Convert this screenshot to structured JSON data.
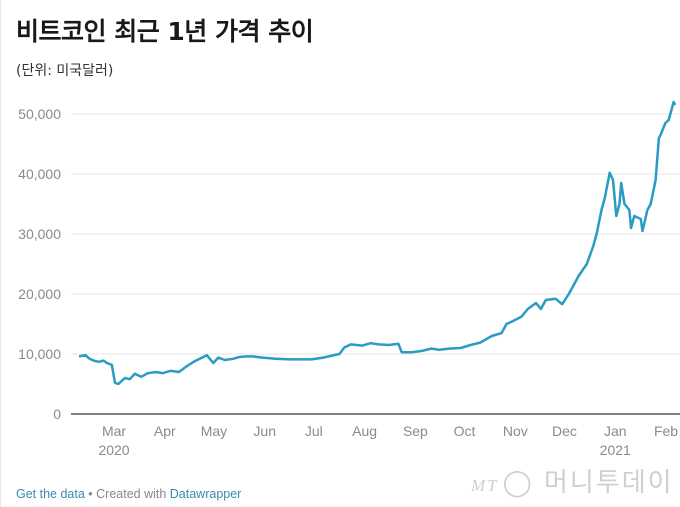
{
  "header": {
    "title": "비트코인 최근 1년 가격 추이",
    "subtitle": "(단위: 미국달러)"
  },
  "chart_data": {
    "type": "line",
    "title": "비트코인 최근 1년 가격 추이",
    "subtitle": "(단위: 미국달러)",
    "xlabel": "",
    "ylabel": "",
    "ylim": [
      0,
      52000
    ],
    "y_ticks": [
      0,
      10000,
      20000,
      30000,
      40000,
      50000
    ],
    "y_tick_labels": [
      "0",
      "10,000",
      "20,000",
      "30,000",
      "40,000",
      "50,000"
    ],
    "x_ticks": [
      {
        "date": "2020-03-01",
        "label": "Mar",
        "sub": "2020"
      },
      {
        "date": "2020-04-01",
        "label": "Apr"
      },
      {
        "date": "2020-05-01",
        "label": "May"
      },
      {
        "date": "2020-06-01",
        "label": "Jun"
      },
      {
        "date": "2020-07-01",
        "label": "Jul"
      },
      {
        "date": "2020-08-01",
        "label": "Aug"
      },
      {
        "date": "2020-09-01",
        "label": "Sep"
      },
      {
        "date": "2020-10-01",
        "label": "Oct"
      },
      {
        "date": "2020-11-01",
        "label": "Nov"
      },
      {
        "date": "2020-12-01",
        "label": "Dec"
      },
      {
        "date": "2021-01-01",
        "label": "Jan",
        "sub": "2021"
      },
      {
        "date": "2021-02-01",
        "label": "Feb"
      }
    ],
    "grid": "horizontal",
    "line_color": "#2a9cc4",
    "series": [
      {
        "points": [
          [
            "2020-02-19",
            9600
          ],
          [
            "2020-02-23",
            9800
          ],
          [
            "2020-02-25",
            9300
          ],
          [
            "2020-02-28",
            8900
          ],
          [
            "2020-03-02",
            8700
          ],
          [
            "2020-03-05",
            8900
          ],
          [
            "2020-03-07",
            8500
          ],
          [
            "2020-03-10",
            8200
          ],
          [
            "2020-03-12",
            5200
          ],
          [
            "2020-03-14",
            5000
          ],
          [
            "2020-03-18",
            6000
          ],
          [
            "2020-03-21",
            5800
          ],
          [
            "2020-03-24",
            6700
          ],
          [
            "2020-03-28",
            6200
          ],
          [
            "2020-04-01",
            6800
          ],
          [
            "2020-04-06",
            7000
          ],
          [
            "2020-04-10",
            6800
          ],
          [
            "2020-04-15",
            7200
          ],
          [
            "2020-04-20",
            7000
          ],
          [
            "2020-04-25",
            8000
          ],
          [
            "2020-04-29",
            8700
          ],
          [
            "2020-05-07",
            9800
          ],
          [
            "2020-05-11",
            8500
          ],
          [
            "2020-05-14",
            9400
          ],
          [
            "2020-05-18",
            9000
          ],
          [
            "2020-05-23",
            9200
          ],
          [
            "2020-05-27",
            9500
          ],
          [
            "2020-05-31",
            9600
          ],
          [
            "2020-06-04",
            9600
          ],
          [
            "2020-06-10",
            9400
          ],
          [
            "2020-06-18",
            9200
          ],
          [
            "2020-06-27",
            9100
          ],
          [
            "2020-07-10",
            9100
          ],
          [
            "2020-07-17",
            9400
          ],
          [
            "2020-07-27",
            10000
          ],
          [
            "2020-07-30",
            11100
          ],
          [
            "2020-08-03",
            11600
          ],
          [
            "2020-08-10",
            11400
          ],
          [
            "2020-08-15",
            11800
          ],
          [
            "2020-08-20",
            11600
          ],
          [
            "2020-08-26",
            11500
          ],
          [
            "2020-09-01",
            11700
          ],
          [
            "2020-09-03",
            10300
          ],
          [
            "2020-09-09",
            10300
          ],
          [
            "2020-09-15",
            10500
          ],
          [
            "2020-09-21",
            10900
          ],
          [
            "2020-09-26",
            10700
          ],
          [
            "2020-10-02",
            10900
          ],
          [
            "2020-10-09",
            11000
          ],
          [
            "2020-10-15",
            11500
          ],
          [
            "2020-10-21",
            11900
          ],
          [
            "2020-10-28",
            13000
          ],
          [
            "2020-11-03",
            13500
          ],
          [
            "2020-11-06",
            15000
          ],
          [
            "2020-11-10",
            15500
          ],
          [
            "2020-11-15",
            16200
          ],
          [
            "2020-11-19",
            17500
          ],
          [
            "2020-11-24",
            18500
          ],
          [
            "2020-11-27",
            17500
          ],
          [
            "2020-11-30",
            19000
          ],
          [
            "2020-12-06",
            19200
          ],
          [
            "2020-12-10",
            18300
          ],
          [
            "2020-12-14",
            20000
          ],
          [
            "2020-12-17",
            21500
          ],
          [
            "2020-12-20",
            23000
          ],
          [
            "2020-12-25",
            25000
          ],
          [
            "2020-12-29",
            28000
          ],
          [
            "2020-12-31",
            30000
          ],
          [
            "2021-01-03",
            34000
          ],
          [
            "2021-01-05",
            36000
          ],
          [
            "2021-01-08",
            40200
          ],
          [
            "2021-01-10",
            39000
          ],
          [
            "2021-01-12",
            33000
          ],
          [
            "2021-01-14",
            35000
          ],
          [
            "2021-01-15",
            38500
          ],
          [
            "2021-01-17",
            35000
          ],
          [
            "2021-01-20",
            34000
          ],
          [
            "2021-01-21",
            31000
          ],
          [
            "2021-01-23",
            33000
          ],
          [
            "2021-01-27",
            32500
          ],
          [
            "2021-01-28",
            30500
          ],
          [
            "2021-01-31",
            34000
          ],
          [
            "2021-02-02",
            35000
          ],
          [
            "2021-02-05",
            39000
          ],
          [
            "2021-02-07",
            46000
          ],
          [
            "2021-02-08",
            46500
          ],
          [
            "2021-02-11",
            48500
          ],
          [
            "2021-02-13",
            49000
          ],
          [
            "2021-02-16",
            52000
          ],
          [
            "2021-02-17",
            51500
          ]
        ]
      }
    ]
  },
  "footer": {
    "get_data": "Get the data",
    "separator": " • Created with ",
    "datawrapper": "Datawrapper"
  },
  "watermark": "MT 머니투데이"
}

[TASK TO COMPLETE]
Restate each line of the records exactly; pictures do not belong in the copy.

[WRITTEN RESPONSE]
Convert this screenshot to structured JSON data.
{
  "header": {
    "title": "비트코인 최근 1년 가격 추이",
    "subtitle": "(단위: 미국달러)"
  },
  "chart_data": {
    "type": "line",
    "title": "비트코인 최근 1년 가격 추이",
    "subtitle": "(단위: 미국달러)",
    "xlabel": "",
    "ylabel": "",
    "ylim": [
      0,
      52000
    ],
    "y_ticks": [
      0,
      10000,
      20000,
      30000,
      40000,
      50000
    ],
    "y_tick_labels": [
      "0",
      "10,000",
      "20,000",
      "30,000",
      "40,000",
      "50,000"
    ],
    "x_ticks": [
      {
        "date": "2020-03-01",
        "label": "Mar",
        "sub": "2020"
      },
      {
        "date": "2020-04-01",
        "label": "Apr"
      },
      {
        "date": "2020-05-01",
        "label": "May"
      },
      {
        "date": "2020-06-01",
        "label": "Jun"
      },
      {
        "date": "2020-07-01",
        "label": "Jul"
      },
      {
        "date": "2020-08-01",
        "label": "Aug"
      },
      {
        "date": "2020-09-01",
        "label": "Sep"
      },
      {
        "date": "2020-10-01",
        "label": "Oct"
      },
      {
        "date": "2020-11-01",
        "label": "Nov"
      },
      {
        "date": "2020-12-01",
        "label": "Dec"
      },
      {
        "date": "2021-01-01",
        "label": "Jan",
        "sub": "2021"
      },
      {
        "date": "2021-02-01",
        "label": "Feb"
      }
    ],
    "grid": "horizontal",
    "line_color": "#2a9cc4",
    "series": [
      {
        "points": [
          [
            "2020-02-19",
            9600
          ],
          [
            "2020-02-23",
            9800
          ],
          [
            "2020-02-25",
            9300
          ],
          [
            "2020-02-28",
            8900
          ],
          [
            "2020-03-02",
            8700
          ],
          [
            "2020-03-05",
            8900
          ],
          [
            "2020-03-07",
            8500
          ],
          [
            "2020-03-10",
            8200
          ],
          [
            "2020-03-12",
            5200
          ],
          [
            "2020-03-14",
            5000
          ],
          [
            "2020-03-18",
            6000
          ],
          [
            "2020-03-21",
            5800
          ],
          [
            "2020-03-24",
            6700
          ],
          [
            "2020-03-28",
            6200
          ],
          [
            "2020-04-01",
            6800
          ],
          [
            "2020-04-06",
            7000
          ],
          [
            "2020-04-10",
            6800
          ],
          [
            "2020-04-15",
            7200
          ],
          [
            "2020-04-20",
            7000
          ],
          [
            "2020-04-25",
            8000
          ],
          [
            "2020-04-29",
            8700
          ],
          [
            "2020-05-07",
            9800
          ],
          [
            "2020-05-11",
            8500
          ],
          [
            "2020-05-14",
            9400
          ],
          [
            "2020-05-18",
            9000
          ],
          [
            "2020-05-23",
            9200
          ],
          [
            "2020-05-27",
            9500
          ],
          [
            "2020-05-31",
            9600
          ],
          [
            "2020-06-04",
            9600
          ],
          [
            "2020-06-10",
            9400
          ],
          [
            "2020-06-18",
            9200
          ],
          [
            "2020-06-27",
            9100
          ],
          [
            "2020-07-10",
            9100
          ],
          [
            "2020-07-17",
            9400
          ],
          [
            "2020-07-27",
            10000
          ],
          [
            "2020-07-30",
            11100
          ],
          [
            "2020-08-03",
            11600
          ],
          [
            "2020-08-10",
            11400
          ],
          [
            "2020-08-15",
            11800
          ],
          [
            "2020-08-20",
            11600
          ],
          [
            "2020-08-26",
            11500
          ],
          [
            "2020-09-01",
            11700
          ],
          [
            "2020-09-03",
            10300
          ],
          [
            "2020-09-09",
            10300
          ],
          [
            "2020-09-15",
            10500
          ],
          [
            "2020-09-21",
            10900
          ],
          [
            "2020-09-26",
            10700
          ],
          [
            "2020-10-02",
            10900
          ],
          [
            "2020-10-09",
            11000
          ],
          [
            "2020-10-15",
            11500
          ],
          [
            "2020-10-21",
            11900
          ],
          [
            "2020-10-28",
            13000
          ],
          [
            "2020-11-03",
            13500
          ],
          [
            "2020-11-06",
            15000
          ],
          [
            "2020-11-10",
            15500
          ],
          [
            "2020-11-15",
            16200
          ],
          [
            "2020-11-19",
            17500
          ],
          [
            "2020-11-24",
            18500
          ],
          [
            "2020-11-27",
            17500
          ],
          [
            "2020-11-30",
            19000
          ],
          [
            "2020-12-06",
            19200
          ],
          [
            "2020-12-10",
            18300
          ],
          [
            "2020-12-14",
            20000
          ],
          [
            "2020-12-17",
            21500
          ],
          [
            "2020-12-20",
            23000
          ],
          [
            "2020-12-25",
            25000
          ],
          [
            "2020-12-29",
            28000
          ],
          [
            "2020-12-31",
            30000
          ],
          [
            "2021-01-03",
            34000
          ],
          [
            "2021-01-05",
            36000
          ],
          [
            "2021-01-08",
            40200
          ],
          [
            "2021-01-10",
            39000
          ],
          [
            "2021-01-12",
            33000
          ],
          [
            "2021-01-14",
            35000
          ],
          [
            "2021-01-15",
            38500
          ],
          [
            "2021-01-17",
            35000
          ],
          [
            "2021-01-20",
            34000
          ],
          [
            "2021-01-21",
            31000
          ],
          [
            "2021-01-23",
            33000
          ],
          [
            "2021-01-27",
            32500
          ],
          [
            "2021-01-28",
            30500
          ],
          [
            "2021-01-31",
            34000
          ],
          [
            "2021-02-02",
            35000
          ],
          [
            "2021-02-05",
            39000
          ],
          [
            "2021-02-07",
            46000
          ],
          [
            "2021-02-08",
            46500
          ],
          [
            "2021-02-11",
            48500
          ],
          [
            "2021-02-13",
            49000
          ],
          [
            "2021-02-16",
            52000
          ],
          [
            "2021-02-17",
            51500
          ]
        ]
      }
    ]
  },
  "footer": {
    "get_data": "Get the data",
    "separator": " • Created with ",
    "datawrapper": "Datawrapper"
  },
  "watermark": "MT 머니투데이"
}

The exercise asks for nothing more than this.